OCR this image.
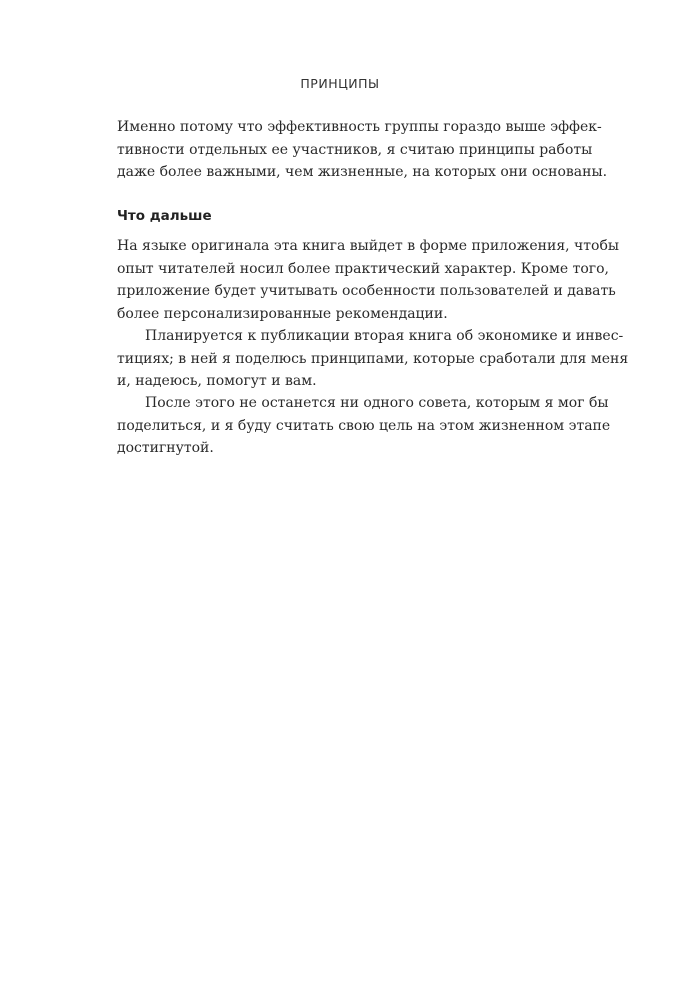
ПРИНЦИПЫ
Именно потому что эффективность группы гораздо выше эффек-
тивности отдельных ее участников, я считаю принципы работы
даже более важными, чем жизненные, на которых они основаны.
Что дальше
На языке оригинала эта книга выйдет в форме приложения, чтобы
опыт читателей носил более практический характер. Кроме того,
приложение будет учитывать особенности пользователей и давать
более персонализированные рекомендации.
Планируется к публикации вторая книга об экономике и инвес-
тициях; в ней я поделюсь принципами, которые сработали для меня
и, надеюсь, помогут и вам.
После этого не останется ни одного совета, которым я мог бы
поделиться, и я буду считать свою цель на этом жизненном этапе
достигнутой.
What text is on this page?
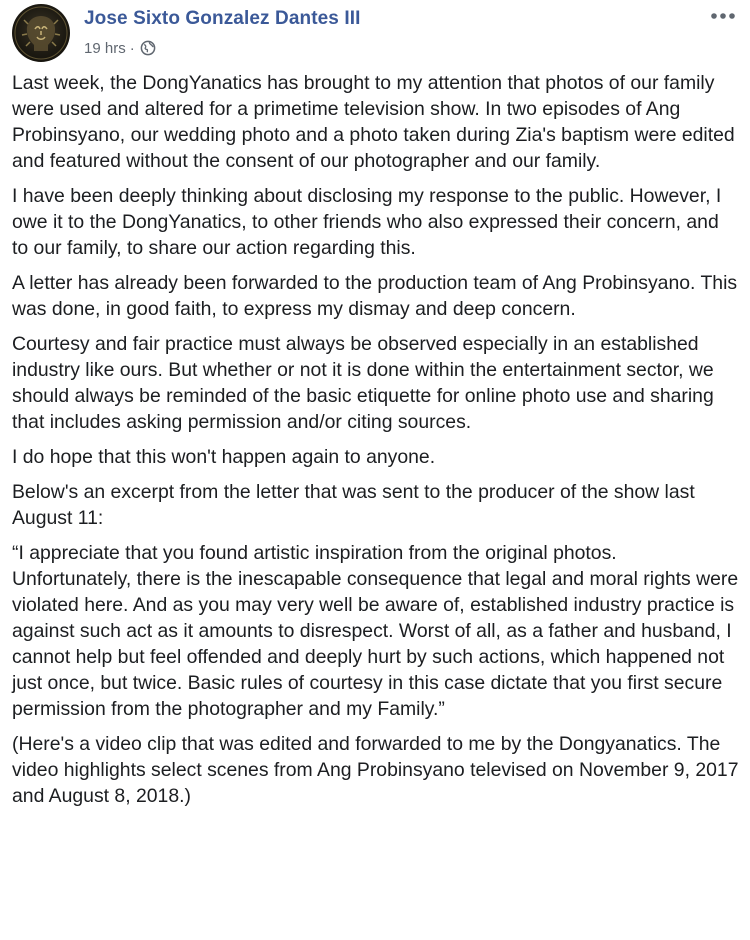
Jose Sixto Gonzalez Dantes III
19 hrs ·

Last week, the DongYanatics has brought to my attention that photos of our family were used and altered for a primetime television show. In two episodes of Ang Probinsyano, our wedding photo and a photo taken during Zia's baptism were edited and featured without the consent of our photographer and our family.

I have been deeply thinking about disclosing my response to the public. However, I owe it to the DongYanatics, to other friends who also expressed their concern, and to our family, to share our action regarding this.

A letter has already been forwarded to the production team of Ang Probinsyano. This was done, in good faith, to express my dismay and deep concern.

Courtesy and fair practice must always be observed especially in an established industry like ours. But whether or not it is done within the entertainment sector, we should always be reminded of the basic etiquette for online photo use and sharing that includes asking permission and/or citing sources.

I do hope that this won't happen again to anyone.

Below's an excerpt from the letter that was sent to the producer of the show last August 11:

“I appreciate that you found artistic inspiration from the original photos. Unfortunately, there is the inescapable consequence that legal and moral rights were violated here. And as you may very well be aware of, established industry practice is against such act as it amounts to disrespect. Worst of all, as a father and husband, I cannot help but feel offended and deeply hurt by such actions, which happened not just once, but twice. Basic rules of courtesy in this case dictate that you first secure permission from the photographer and my Family.”

(Here's a video clip that was edited and forwarded to me by the Dongyanatics. The video highlights select scenes from Ang Probinsyano televised on November 9, 2017 and August 8, 2018.)
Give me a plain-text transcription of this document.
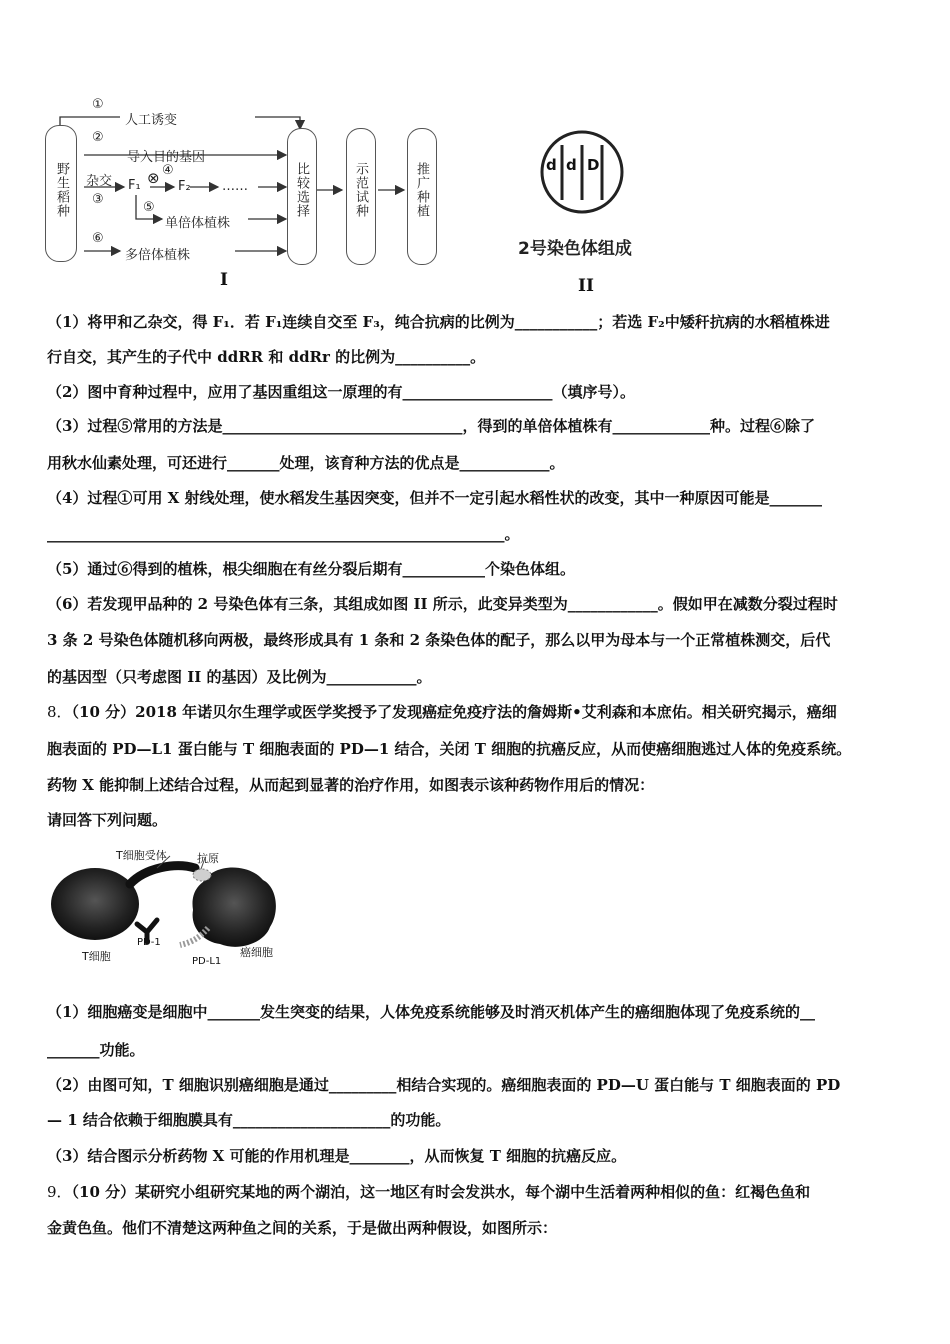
野生稻种	比较选择	示范试种	推广种植
①
人工诱变
②
导入目的基因
杂交
③
F₁ ⊗ ④
F₂ ……
⑤
单倍体植株
⑥
多倍体植株
I
d d D
2号染色体组成
II
（1）将甲和乙杂交，得 F₁．若 F₁连续自交至 F₃，纯合抗病的比例为___________；若选 F₂中矮秆抗病的水稻植株进
行自交，其产生的子代中 ddRR 和 ddRr 的比例为__________。
（2）图中育种过程中，应用了基因重组这一原理的有____________________（填序号）。
（3）过程⑤常用的方法是________________________________，得到的单倍体植株有_____________种。过程⑥除了
用秋水仙素处理，可还进行_______处理，该育种方法的优点是____________。
（4）过程①可用 X 射线处理，使水稻发生基因突变，但并不一定引起水稻性状的改变，其中一种原因可能是_______
_____________________________________________________________。
（5）通过⑥得到的植株，根尖细胞在有丝分裂后期有___________个染色体组。
（6）若发现甲品种的 2 号染色体有三条，其组成如图 II 所示，此变异类型为____________。假如甲在减数分裂过程时
3 条 2 号染色体随机移向两极，最终形成具有 1 条和 2 条染色体的配子，那么以甲为母本与一个正常植株测交，后代
的基因型（只考虑图 II 的基因）及比例为____________。
8．（10 分）2018 年诺贝尔生理学或医学奖授予了发现癌症免疫疗法的詹姆斯•艾利森和本庶佑。相关研究揭示，癌细
胞表面的 PD—L1 蛋白能与 T 细胞表面的 PD—1 结合，关闭 T 细胞的抗癌反应，从而使癌细胞逃过人体的免疫系统。
药物 X 能抑制上述结合过程，从而起到显著的治疗作用，如图表示该种药物作用后的情况：
请回答下列问题。
T细胞受体	抗原
PD-1
T细胞	PD-L1
癌细胞
（1）细胞癌变是细胞中_______发生突变的结果，人体免疫系统能够及时消灭机体产生的癌细胞体现了免疫系统的__
_______功能。
（2）由图可知，T 细胞识别癌细胞是通过_________相结合实现的。癌细胞表面的 PD—U 蛋白能与 T 细胞表面的 PD
— 1 结合依赖于细胞膜具有_____________________的功能。
（3）结合图示分析药物 X 可能的作用机理是________，从而恢复 T 细胞的抗癌反应。
9．（10 分）某研究小组研究某地的两个湖泊，这一地区有时会发洪水，每个湖中生活着两种相似的鱼：红褐色鱼和
金黄色鱼。他们不清楚这两种鱼之间的关系，于是做出两种假设，如图所示：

——

Exercise. Quote the material word for word, dropping any images it holds.

Answer to the problem.
OCR this image.
ПРИНЦИПЫ
Именно потому что эффективность группы гораздо выше эффек-
тивности отдельных ее участников, я считаю принципы работы
даже более важными, чем жизненные, на которых они основаны.
Что дальше
На языке оригинала эта книга выйдет в форме приложения, чтобы
опыт читателей носил более практический характер. Кроме того,
приложение будет учитывать особенности пользователей и давать
более персонализированные рекомендации.
Планируется к публикации вторая книга об экономике и инвес-
тициях; в ней я поделюсь принципами, которые сработали для меня
и, надеюсь, помогут и вам.
После этого не останется ни одного совета, которым я мог бы
поделиться, и я буду считать свою цель на этом жизненном этапе
достигнутой.
What text is on this page?
Jose Sixto Gonzalez Dantes III
19 hrs ·

Last week, the DongYanatics has brought to my attention that photos of our family were used and altered for a primetime television show. In two episodes of Ang Probinsyano, our wedding photo and a photo taken during Zia's baptism were edited and featured without the consent of our photographer and our family.

I have been deeply thinking about disclosing my response to the public. However, I owe it to the DongYanatics, to other friends who also expressed their concern, and to our family, to share our action regarding this.

A letter has already been forwarded to the production team of Ang Probinsyano. This was done, in good faith, to express my dismay and deep concern.

Courtesy and fair practice must always be observed especially in an established industry like ours. But whether or not it is done within the entertainment sector, we should always be reminded of the basic etiquette for online photo use and sharing that includes asking permission and/or citing sources.

I do hope that this won't happen again to anyone.

Below's an excerpt from the letter that was sent to the producer of the show last August 11:

“I appreciate that you found artistic inspiration from the original photos. Unfortunately, there is the inescapable consequence that legal and moral rights were violated here. And as you may very well be aware of, established industry practice is against such act as it amounts to disrespect. Worst of all, as a father and husband, I cannot help but feel offended and deeply hurt by such actions, which happened not just once, but twice. Basic rules of courtesy in this case dictate that you first secure permission from the photographer and my Family.”

(Here's a video clip that was edited and forwarded to me by the Dongyanatics. The video highlights select scenes from Ang Probinsyano televised on November 9, 2017 and August 8, 2018.)
Give me a plain-text transcription of this document.
野生稻种	比较选择	示范试种	推广种植
①
人工诱变
②
导入目的基因
杂交
③
F₁ ⊗ ④
F₂ ……
⑤
单倍体植株
⑥
多倍体植株
I
d d D
2号染色体组成
II
（1）将甲和乙杂交，得 F₁．若 F₁连续自交至 F₃，纯合抗病的比例为___________；若选 F₂中矮秆抗病的水稻植株进
行自交，其产生的子代中 ddRR 和 ddRr 的比例为__________。
（2）图中育种过程中，应用了基因重组这一原理的有____________________（填序号）。
（3）过程⑤常用的方法是________________________________，得到的单倍体植株有_____________种。过程⑥除了
用秋水仙素处理，可还进行_______处理，该育种方法的优点是____________。
（4）过程①可用 X 射线处理，使水稻发生基因突变，但并不一定引起水稻性状的改变，其中一种原因可能是_______
_____________________________________________________________。
（5）通过⑥得到的植株，根尖细胞在有丝分裂后期有___________个染色体组。
（6）若发现甲品种的 2 号染色体有三条，其组成如图 II 所示，此变异类型为____________。假如甲在减数分裂过程时
3 条 2 号染色体随机移向两极，最终形成具有 1 条和 2 条染色体的配子，那么以甲为母本与一个正常植株测交，后代
的基因型（只考虑图 II 的基因）及比例为____________。
8．（10 分）2018 年诺贝尔生理学或医学奖授予了发现癌症免疫疗法的詹姆斯•艾利森和本庶佑。相关研究揭示，癌细
胞表面的 PD—L1 蛋白能与 T 细胞表面的 PD—1 结合，关闭 T 细胞的抗癌反应，从而使癌细胞逃过人体的免疫系统。
药物 X 能抑制上述结合过程，从而起到显著的治疗作用，如图表示该种药物作用后的情况：
请回答下列问题。
T细胞受体	抗原
PD-1
T细胞	PD-L1
癌细胞
（1）细胞癌变是细胞中_______发生突变的结果，人体免疫系统能够及时消灭机体产生的癌细胞体现了免疫系统的__
_______功能。
（2）由图可知，T 细胞识别癌细胞是通过_________相结合实现的。癌细胞表面的 PD—U 蛋白能与 T 细胞表面的 PD
— 1 结合依赖于细胞膜具有_____________________的功能。
（3）结合图示分析药物 X 可能的作用机理是________，从而恢复 T 细胞的抗癌反应。
9．（10 分）某研究小组研究某地的两个湖泊，这一地区有时会发洪水，每个湖中生活着两种相似的鱼：红褐色鱼和
金黄色鱼。他们不清楚这两种鱼之间的关系，于是做出两种假设，如图所示：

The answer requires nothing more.